[Chart and figure data]
+ + + + +
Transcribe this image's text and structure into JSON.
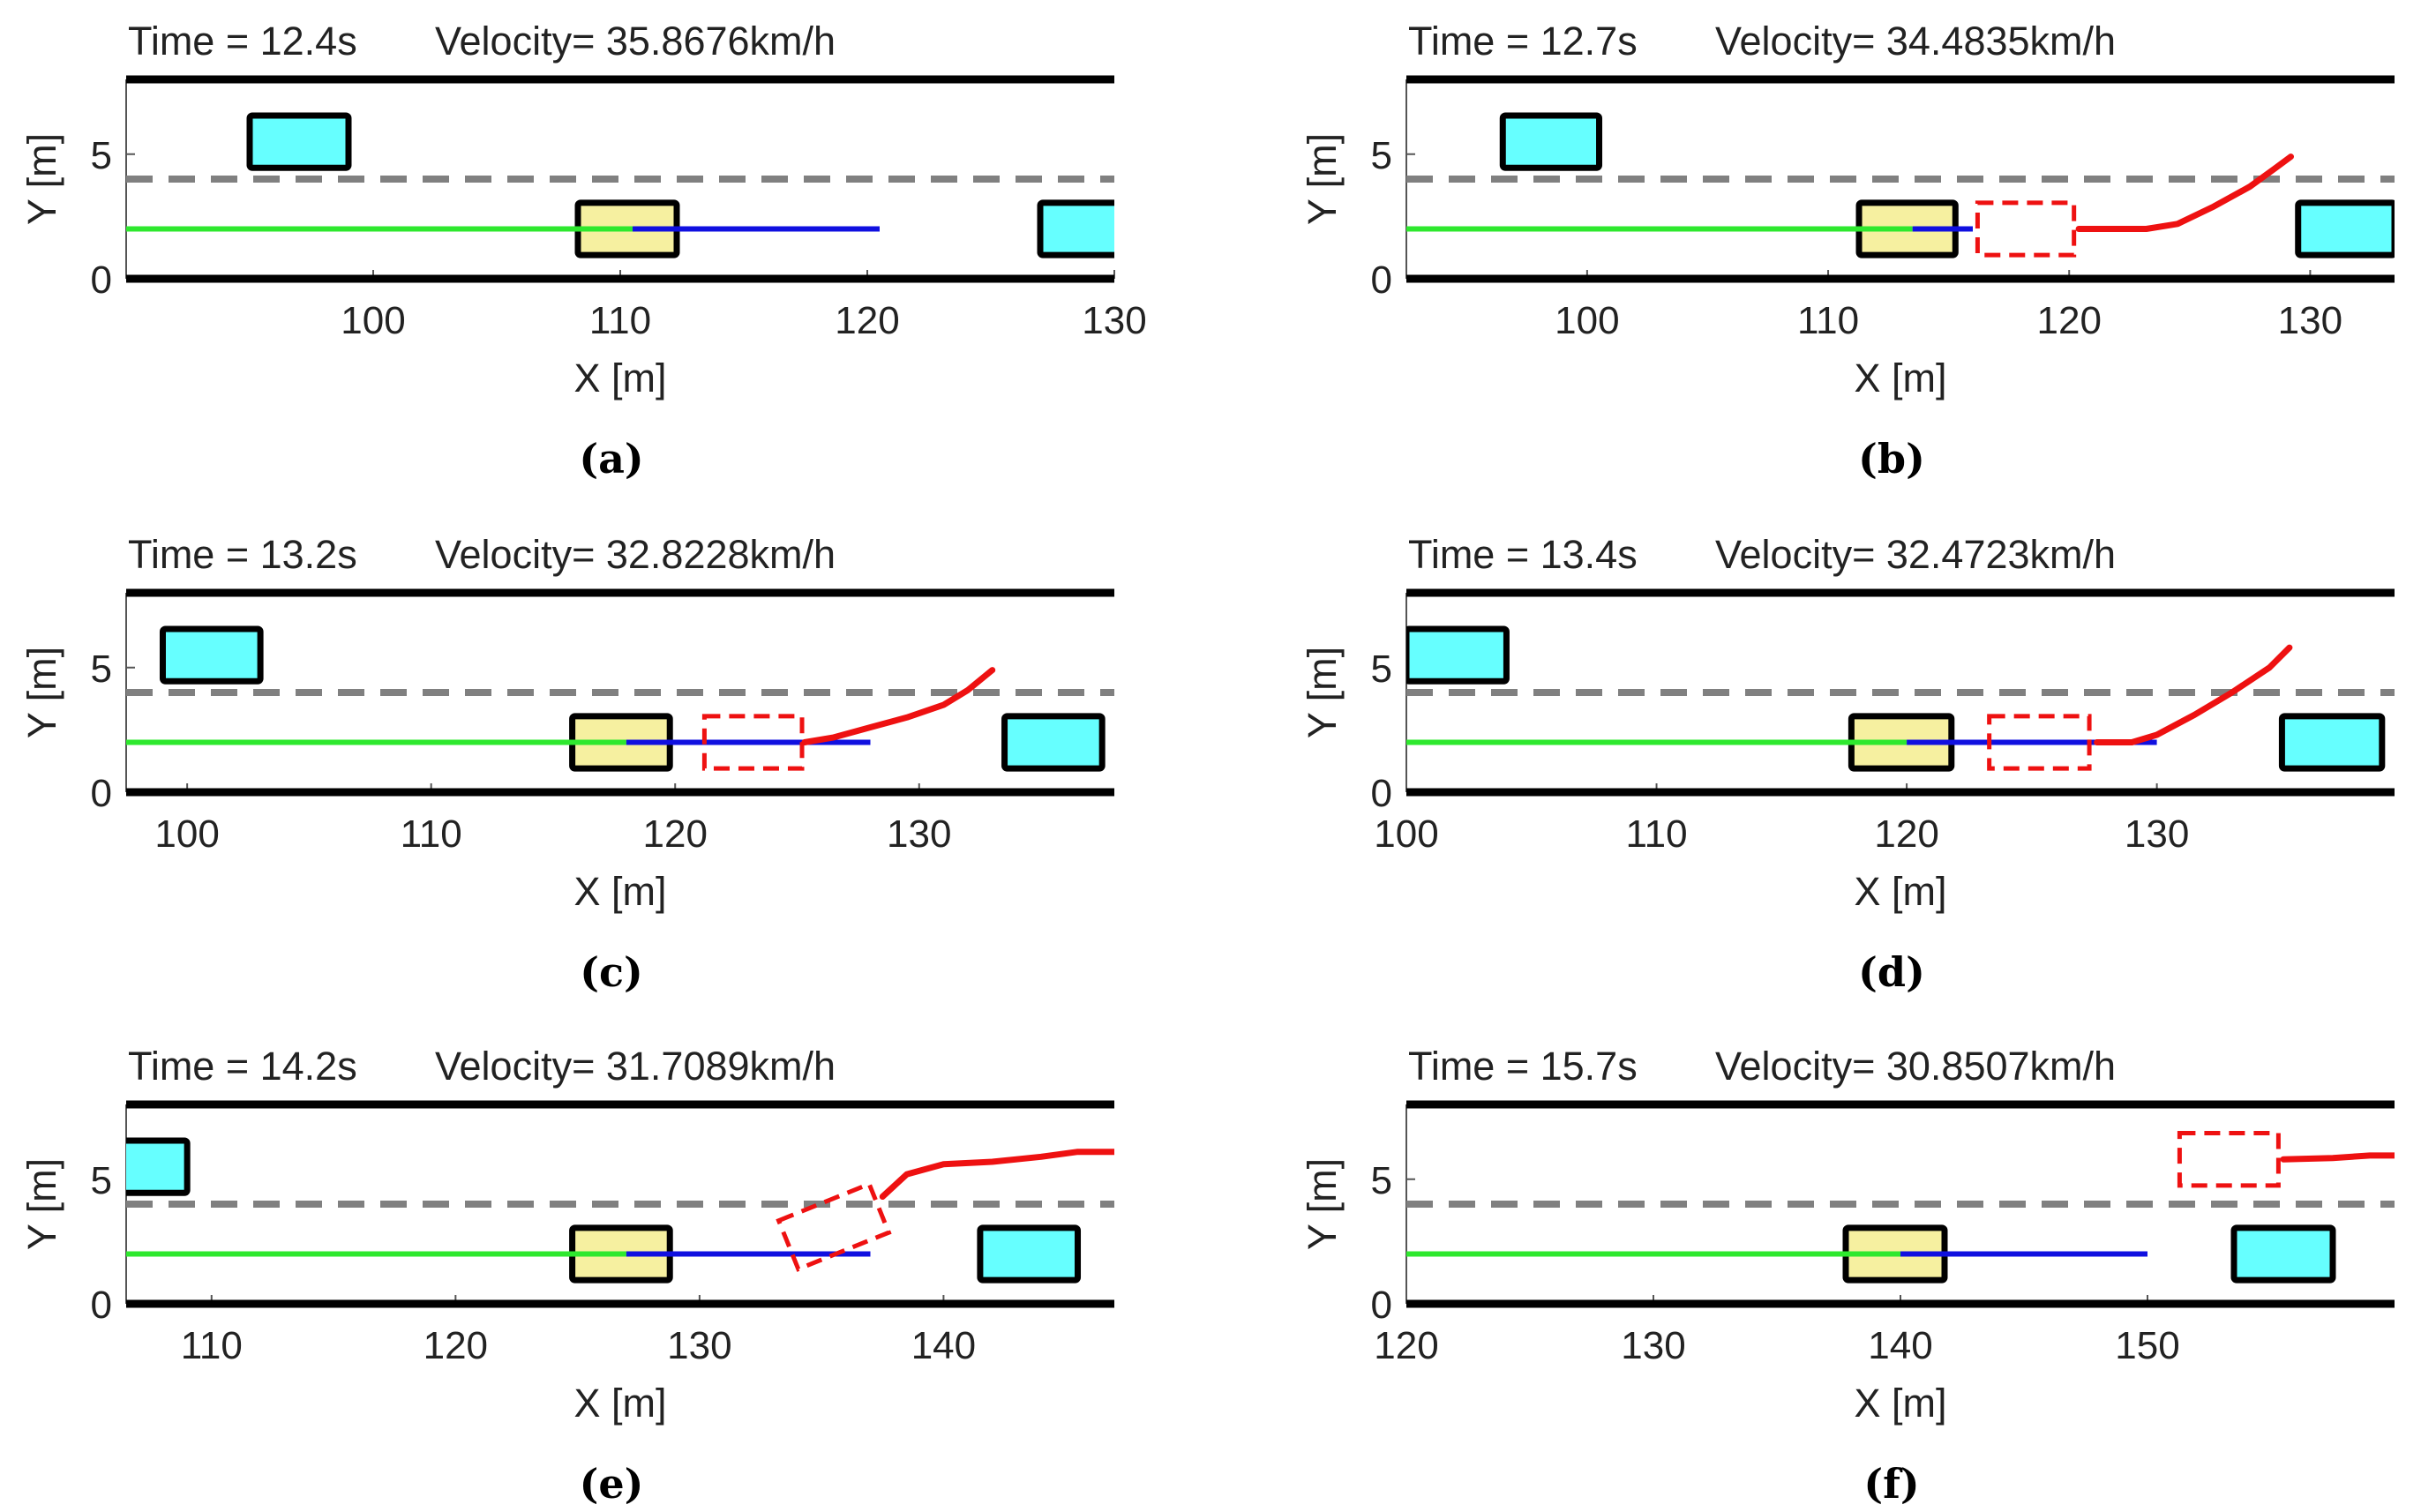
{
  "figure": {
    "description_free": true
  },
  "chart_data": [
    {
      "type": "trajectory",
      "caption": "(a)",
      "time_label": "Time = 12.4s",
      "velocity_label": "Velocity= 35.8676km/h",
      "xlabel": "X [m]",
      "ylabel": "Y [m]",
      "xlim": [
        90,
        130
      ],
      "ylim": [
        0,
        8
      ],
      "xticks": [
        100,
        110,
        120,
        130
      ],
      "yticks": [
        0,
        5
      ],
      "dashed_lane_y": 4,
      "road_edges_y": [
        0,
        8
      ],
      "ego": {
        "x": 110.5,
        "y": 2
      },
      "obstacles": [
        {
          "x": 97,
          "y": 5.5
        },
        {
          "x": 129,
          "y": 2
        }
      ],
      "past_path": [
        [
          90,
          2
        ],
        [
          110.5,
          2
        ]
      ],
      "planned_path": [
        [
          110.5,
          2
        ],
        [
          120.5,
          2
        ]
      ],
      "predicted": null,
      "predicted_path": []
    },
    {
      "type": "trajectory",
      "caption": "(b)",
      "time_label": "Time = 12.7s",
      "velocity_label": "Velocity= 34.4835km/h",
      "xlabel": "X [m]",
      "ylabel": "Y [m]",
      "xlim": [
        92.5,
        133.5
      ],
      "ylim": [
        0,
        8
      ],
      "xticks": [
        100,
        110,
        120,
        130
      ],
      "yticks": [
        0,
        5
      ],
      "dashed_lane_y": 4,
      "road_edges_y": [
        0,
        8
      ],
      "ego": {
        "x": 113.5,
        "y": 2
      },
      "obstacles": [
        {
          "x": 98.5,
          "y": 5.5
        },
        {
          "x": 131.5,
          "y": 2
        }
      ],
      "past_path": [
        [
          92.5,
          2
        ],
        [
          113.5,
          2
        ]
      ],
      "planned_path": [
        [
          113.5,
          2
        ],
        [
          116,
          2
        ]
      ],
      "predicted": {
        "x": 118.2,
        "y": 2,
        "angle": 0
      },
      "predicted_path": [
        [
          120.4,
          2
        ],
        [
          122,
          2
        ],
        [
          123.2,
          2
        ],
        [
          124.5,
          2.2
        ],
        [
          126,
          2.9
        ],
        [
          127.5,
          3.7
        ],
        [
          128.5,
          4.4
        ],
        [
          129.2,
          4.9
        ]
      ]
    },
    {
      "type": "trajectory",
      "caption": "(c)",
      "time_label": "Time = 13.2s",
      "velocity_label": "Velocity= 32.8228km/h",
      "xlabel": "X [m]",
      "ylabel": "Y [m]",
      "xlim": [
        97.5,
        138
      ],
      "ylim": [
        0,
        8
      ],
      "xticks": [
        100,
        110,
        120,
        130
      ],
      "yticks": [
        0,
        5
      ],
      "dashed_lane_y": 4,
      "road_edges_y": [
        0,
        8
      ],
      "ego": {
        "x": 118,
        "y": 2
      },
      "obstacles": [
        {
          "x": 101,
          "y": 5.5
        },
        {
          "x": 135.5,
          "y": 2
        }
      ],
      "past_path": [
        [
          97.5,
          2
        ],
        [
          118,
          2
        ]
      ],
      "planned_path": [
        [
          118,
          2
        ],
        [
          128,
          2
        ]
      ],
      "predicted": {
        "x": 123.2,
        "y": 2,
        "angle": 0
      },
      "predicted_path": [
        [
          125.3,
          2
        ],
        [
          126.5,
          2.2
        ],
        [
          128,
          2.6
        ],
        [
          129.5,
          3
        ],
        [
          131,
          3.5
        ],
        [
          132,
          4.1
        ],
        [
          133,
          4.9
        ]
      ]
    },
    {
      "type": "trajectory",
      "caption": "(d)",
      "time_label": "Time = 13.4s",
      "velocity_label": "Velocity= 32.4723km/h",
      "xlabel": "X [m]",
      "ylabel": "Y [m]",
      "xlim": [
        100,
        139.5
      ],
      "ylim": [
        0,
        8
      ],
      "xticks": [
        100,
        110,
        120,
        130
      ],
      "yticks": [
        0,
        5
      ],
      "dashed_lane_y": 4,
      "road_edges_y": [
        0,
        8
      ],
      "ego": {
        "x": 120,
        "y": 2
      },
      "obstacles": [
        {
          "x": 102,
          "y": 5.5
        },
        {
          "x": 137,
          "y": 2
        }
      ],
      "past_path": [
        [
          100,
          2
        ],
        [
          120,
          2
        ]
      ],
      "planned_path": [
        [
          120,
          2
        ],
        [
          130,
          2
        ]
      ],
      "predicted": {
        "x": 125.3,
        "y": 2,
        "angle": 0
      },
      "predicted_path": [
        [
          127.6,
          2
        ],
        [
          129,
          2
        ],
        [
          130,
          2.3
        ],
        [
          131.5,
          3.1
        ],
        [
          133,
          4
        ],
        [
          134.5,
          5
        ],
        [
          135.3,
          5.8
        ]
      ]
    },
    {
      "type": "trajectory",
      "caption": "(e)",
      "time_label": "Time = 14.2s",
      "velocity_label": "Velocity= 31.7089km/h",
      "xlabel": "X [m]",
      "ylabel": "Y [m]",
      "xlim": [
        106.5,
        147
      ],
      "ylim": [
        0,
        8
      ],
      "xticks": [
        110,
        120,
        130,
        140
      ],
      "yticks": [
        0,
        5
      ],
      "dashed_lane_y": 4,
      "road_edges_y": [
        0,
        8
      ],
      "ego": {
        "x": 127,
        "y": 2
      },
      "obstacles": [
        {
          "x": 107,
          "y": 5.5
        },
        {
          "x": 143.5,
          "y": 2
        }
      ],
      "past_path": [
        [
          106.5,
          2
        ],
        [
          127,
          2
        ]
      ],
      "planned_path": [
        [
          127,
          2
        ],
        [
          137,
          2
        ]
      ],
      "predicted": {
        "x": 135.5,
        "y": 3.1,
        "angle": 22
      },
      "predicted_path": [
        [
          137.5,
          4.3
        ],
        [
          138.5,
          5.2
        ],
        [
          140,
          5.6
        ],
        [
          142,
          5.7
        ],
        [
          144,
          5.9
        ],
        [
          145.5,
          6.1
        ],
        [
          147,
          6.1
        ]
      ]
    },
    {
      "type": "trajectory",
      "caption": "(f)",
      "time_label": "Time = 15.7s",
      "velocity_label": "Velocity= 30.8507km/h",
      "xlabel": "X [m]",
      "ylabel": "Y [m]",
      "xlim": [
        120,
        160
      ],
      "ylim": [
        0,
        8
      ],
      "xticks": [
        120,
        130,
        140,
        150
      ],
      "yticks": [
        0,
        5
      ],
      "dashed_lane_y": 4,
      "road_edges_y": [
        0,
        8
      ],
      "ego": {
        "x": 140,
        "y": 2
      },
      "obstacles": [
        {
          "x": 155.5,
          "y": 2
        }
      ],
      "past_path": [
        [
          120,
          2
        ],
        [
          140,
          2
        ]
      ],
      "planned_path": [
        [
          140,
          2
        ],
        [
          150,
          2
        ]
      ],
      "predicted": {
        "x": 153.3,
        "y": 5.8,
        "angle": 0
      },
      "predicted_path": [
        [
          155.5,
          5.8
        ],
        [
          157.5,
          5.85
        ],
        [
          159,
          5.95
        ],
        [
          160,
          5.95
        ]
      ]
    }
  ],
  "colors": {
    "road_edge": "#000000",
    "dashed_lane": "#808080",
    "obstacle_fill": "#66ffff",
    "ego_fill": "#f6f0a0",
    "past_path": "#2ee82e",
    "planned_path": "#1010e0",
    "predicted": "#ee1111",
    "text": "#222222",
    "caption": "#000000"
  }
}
+ + + + +
#### [Work to be completed]
Exclude all images and restate the records above word for word.

#### [Task answer]
Transcribe this image's text and structure into JSON.
{
  "figure": {
    "description_free": true
  },
  "chart_data": [
    {
      "type": "trajectory",
      "caption": "(a)",
      "time_label": "Time = 12.4s",
      "velocity_label": "Velocity= 35.8676km/h",
      "xlabel": "X [m]",
      "ylabel": "Y [m]",
      "xlim": [
        90,
        130
      ],
      "ylim": [
        0,
        8
      ],
      "xticks": [
        100,
        110,
        120,
        130
      ],
      "yticks": [
        0,
        5
      ],
      "dashed_lane_y": 4,
      "road_edges_y": [
        0,
        8
      ],
      "ego": {
        "x": 110.5,
        "y": 2
      },
      "obstacles": [
        {
          "x": 97,
          "y": 5.5
        },
        {
          "x": 129,
          "y": 2
        }
      ],
      "past_path": [
        [
          90,
          2
        ],
        [
          110.5,
          2
        ]
      ],
      "planned_path": [
        [
          110.5,
          2
        ],
        [
          120.5,
          2
        ]
      ],
      "predicted": null,
      "predicted_path": []
    },
    {
      "type": "trajectory",
      "caption": "(b)",
      "time_label": "Time = 12.7s",
      "velocity_label": "Velocity= 34.4835km/h",
      "xlabel": "X [m]",
      "ylabel": "Y [m]",
      "xlim": [
        92.5,
        133.5
      ],
      "ylim": [
        0,
        8
      ],
      "xticks": [
        100,
        110,
        120,
        130
      ],
      "yticks": [
        0,
        5
      ],
      "dashed_lane_y": 4,
      "road_edges_y": [
        0,
        8
      ],
      "ego": {
        "x": 113.5,
        "y": 2
      },
      "obstacles": [
        {
          "x": 98.5,
          "y": 5.5
        },
        {
          "x": 131.5,
          "y": 2
        }
      ],
      "past_path": [
        [
          92.5,
          2
        ],
        [
          113.5,
          2
        ]
      ],
      "planned_path": [
        [
          113.5,
          2
        ],
        [
          116,
          2
        ]
      ],
      "predicted": {
        "x": 118.2,
        "y": 2,
        "angle": 0
      },
      "predicted_path": [
        [
          120.4,
          2
        ],
        [
          122,
          2
        ],
        [
          123.2,
          2
        ],
        [
          124.5,
          2.2
        ],
        [
          126,
          2.9
        ],
        [
          127.5,
          3.7
        ],
        [
          128.5,
          4.4
        ],
        [
          129.2,
          4.9
        ]
      ]
    },
    {
      "type": "trajectory",
      "caption": "(c)",
      "time_label": "Time = 13.2s",
      "velocity_label": "Velocity= 32.8228km/h",
      "xlabel": "X [m]",
      "ylabel": "Y [m]",
      "xlim": [
        97.5,
        138
      ],
      "ylim": [
        0,
        8
      ],
      "xticks": [
        100,
        110,
        120,
        130
      ],
      "yticks": [
        0,
        5
      ],
      "dashed_lane_y": 4,
      "road_edges_y": [
        0,
        8
      ],
      "ego": {
        "x": 118,
        "y": 2
      },
      "obstacles": [
        {
          "x": 101,
          "y": 5.5
        },
        {
          "x": 135.5,
          "y": 2
        }
      ],
      "past_path": [
        [
          97.5,
          2
        ],
        [
          118,
          2
        ]
      ],
      "planned_path": [
        [
          118,
          2
        ],
        [
          128,
          2
        ]
      ],
      "predicted": {
        "x": 123.2,
        "y": 2,
        "angle": 0
      },
      "predicted_path": [
        [
          125.3,
          2
        ],
        [
          126.5,
          2.2
        ],
        [
          128,
          2.6
        ],
        [
          129.5,
          3
        ],
        [
          131,
          3.5
        ],
        [
          132,
          4.1
        ],
        [
          133,
          4.9
        ]
      ]
    },
    {
      "type": "trajectory",
      "caption": "(d)",
      "time_label": "Time = 13.4s",
      "velocity_label": "Velocity= 32.4723km/h",
      "xlabel": "X [m]",
      "ylabel": "Y [m]",
      "xlim": [
        100,
        139.5
      ],
      "ylim": [
        0,
        8
      ],
      "xticks": [
        100,
        110,
        120,
        130
      ],
      "yticks": [
        0,
        5
      ],
      "dashed_lane_y": 4,
      "road_edges_y": [
        0,
        8
      ],
      "ego": {
        "x": 120,
        "y": 2
      },
      "obstacles": [
        {
          "x": 102,
          "y": 5.5
        },
        {
          "x": 137,
          "y": 2
        }
      ],
      "past_path": [
        [
          100,
          2
        ],
        [
          120,
          2
        ]
      ],
      "planned_path": [
        [
          120,
          2
        ],
        [
          130,
          2
        ]
      ],
      "predicted": {
        "x": 125.3,
        "y": 2,
        "angle": 0
      },
      "predicted_path": [
        [
          127.6,
          2
        ],
        [
          129,
          2
        ],
        [
          130,
          2.3
        ],
        [
          131.5,
          3.1
        ],
        [
          133,
          4
        ],
        [
          134.5,
          5
        ],
        [
          135.3,
          5.8
        ]
      ]
    },
    {
      "type": "trajectory",
      "caption": "(e)",
      "time_label": "Time = 14.2s",
      "velocity_label": "Velocity= 31.7089km/h",
      "xlabel": "X [m]",
      "ylabel": "Y [m]",
      "xlim": [
        106.5,
        147
      ],
      "ylim": [
        0,
        8
      ],
      "xticks": [
        110,
        120,
        130,
        140
      ],
      "yticks": [
        0,
        5
      ],
      "dashed_lane_y": 4,
      "road_edges_y": [
        0,
        8
      ],
      "ego": {
        "x": 127,
        "y": 2
      },
      "obstacles": [
        {
          "x": 107,
          "y": 5.5
        },
        {
          "x": 143.5,
          "y": 2
        }
      ],
      "past_path": [
        [
          106.5,
          2
        ],
        [
          127,
          2
        ]
      ],
      "planned_path": [
        [
          127,
          2
        ],
        [
          137,
          2
        ]
      ],
      "predicted": {
        "x": 135.5,
        "y": 3.1,
        "angle": 22
      },
      "predicted_path": [
        [
          137.5,
          4.3
        ],
        [
          138.5,
          5.2
        ],
        [
          140,
          5.6
        ],
        [
          142,
          5.7
        ],
        [
          144,
          5.9
        ],
        [
          145.5,
          6.1
        ],
        [
          147,
          6.1
        ]
      ]
    },
    {
      "type": "trajectory",
      "caption": "(f)",
      "time_label": "Time = 15.7s",
      "velocity_label": "Velocity= 30.8507km/h",
      "xlabel": "X [m]",
      "ylabel": "Y [m]",
      "xlim": [
        120,
        160
      ],
      "ylim": [
        0,
        8
      ],
      "xticks": [
        120,
        130,
        140,
        150
      ],
      "yticks": [
        0,
        5
      ],
      "dashed_lane_y": 4,
      "road_edges_y": [
        0,
        8
      ],
      "ego": {
        "x": 140,
        "y": 2
      },
      "obstacles": [
        {
          "x": 155.5,
          "y": 2
        }
      ],
      "past_path": [
        [
          120,
          2
        ],
        [
          140,
          2
        ]
      ],
      "planned_path": [
        [
          140,
          2
        ],
        [
          150,
          2
        ]
      ],
      "predicted": {
        "x": 153.3,
        "y": 5.8,
        "angle": 0
      },
      "predicted_path": [
        [
          155.5,
          5.8
        ],
        [
          157.5,
          5.85
        ],
        [
          159,
          5.95
        ],
        [
          160,
          5.95
        ]
      ]
    }
  ],
  "colors": {
    "road_edge": "#000000",
    "dashed_lane": "#808080",
    "obstacle_fill": "#66ffff",
    "ego_fill": "#f6f0a0",
    "past_path": "#2ee82e",
    "planned_path": "#1010e0",
    "predicted": "#ee1111",
    "text": "#222222",
    "caption": "#000000"
  }
}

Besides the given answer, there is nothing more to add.